(Source records)
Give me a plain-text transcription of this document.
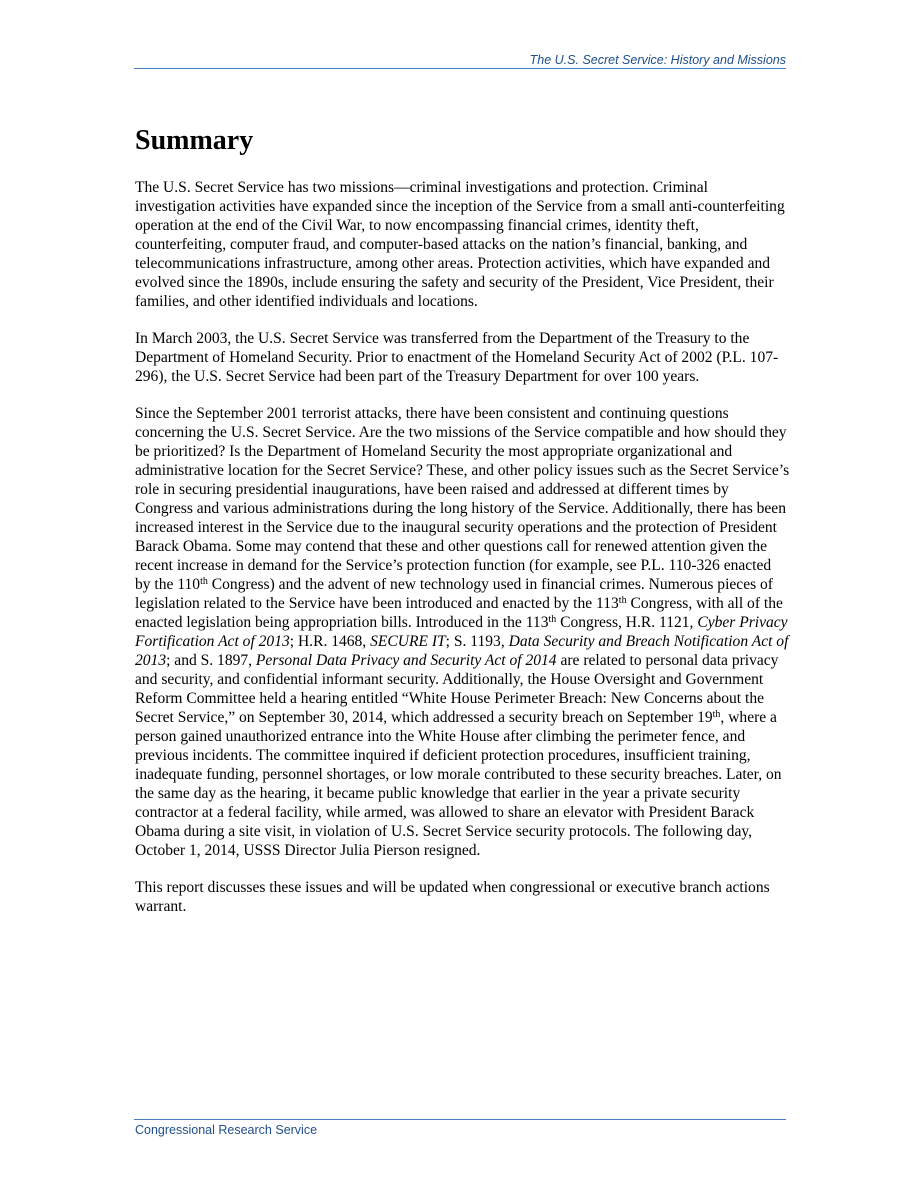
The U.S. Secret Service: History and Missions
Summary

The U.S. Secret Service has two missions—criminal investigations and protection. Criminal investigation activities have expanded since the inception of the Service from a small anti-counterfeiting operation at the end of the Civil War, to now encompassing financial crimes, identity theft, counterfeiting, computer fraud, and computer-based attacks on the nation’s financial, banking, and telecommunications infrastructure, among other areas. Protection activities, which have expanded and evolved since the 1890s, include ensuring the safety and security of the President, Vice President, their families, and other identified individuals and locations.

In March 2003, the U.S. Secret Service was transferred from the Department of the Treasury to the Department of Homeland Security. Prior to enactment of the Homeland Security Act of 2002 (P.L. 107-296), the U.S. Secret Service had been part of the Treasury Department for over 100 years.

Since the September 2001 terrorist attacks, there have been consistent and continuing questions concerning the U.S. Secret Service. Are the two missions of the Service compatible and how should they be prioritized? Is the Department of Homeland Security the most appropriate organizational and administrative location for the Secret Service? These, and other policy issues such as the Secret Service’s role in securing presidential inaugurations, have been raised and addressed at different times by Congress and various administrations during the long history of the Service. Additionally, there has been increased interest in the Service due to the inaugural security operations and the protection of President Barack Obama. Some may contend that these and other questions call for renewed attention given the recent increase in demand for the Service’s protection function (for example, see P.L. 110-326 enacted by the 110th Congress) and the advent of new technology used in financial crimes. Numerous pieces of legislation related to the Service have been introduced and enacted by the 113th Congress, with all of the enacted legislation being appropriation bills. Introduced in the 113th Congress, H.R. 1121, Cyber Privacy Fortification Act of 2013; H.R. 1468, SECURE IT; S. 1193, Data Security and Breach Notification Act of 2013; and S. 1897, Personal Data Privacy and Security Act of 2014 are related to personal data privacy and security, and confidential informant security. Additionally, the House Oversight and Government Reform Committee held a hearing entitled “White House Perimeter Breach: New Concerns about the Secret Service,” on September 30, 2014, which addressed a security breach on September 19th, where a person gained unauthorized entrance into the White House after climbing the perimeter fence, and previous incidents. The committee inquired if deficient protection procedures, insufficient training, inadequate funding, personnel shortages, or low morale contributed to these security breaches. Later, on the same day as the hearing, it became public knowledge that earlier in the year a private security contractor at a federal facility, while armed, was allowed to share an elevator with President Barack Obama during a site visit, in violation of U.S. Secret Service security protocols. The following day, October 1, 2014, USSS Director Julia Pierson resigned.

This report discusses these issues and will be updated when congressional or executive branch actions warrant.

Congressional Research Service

INSTRUCTION:
Wherever a line in the data above holds "from", copy that line.

EXERCISE RESULT:
The U.S. Secret Service has two missions—criminal investigations and protection. Criminal investigation activities have expanded since the inception of the Service from a small anti-counterfeiting operation at the end of the Civil War, to now encompassing financial crimes, identity theft, counterfeiting, computer fraud, and computer-based attacks on the nation’s financial, banking, and telecommunications infrastructure, among other areas. Protection activities, which have expanded and evolved since the 1890s, include ensuring the safety and security of the President, Vice President, their families, and other identified individuals and locations.
In March 2003, the U.S. Secret Service was transferred from the Department of the Treasury to the Department of Homeland Security. Prior to enactment of the Homeland Security Act of 2002 (P.L. 107-296), the U.S. Secret Service had been part of the Treasury Department for over 100 years.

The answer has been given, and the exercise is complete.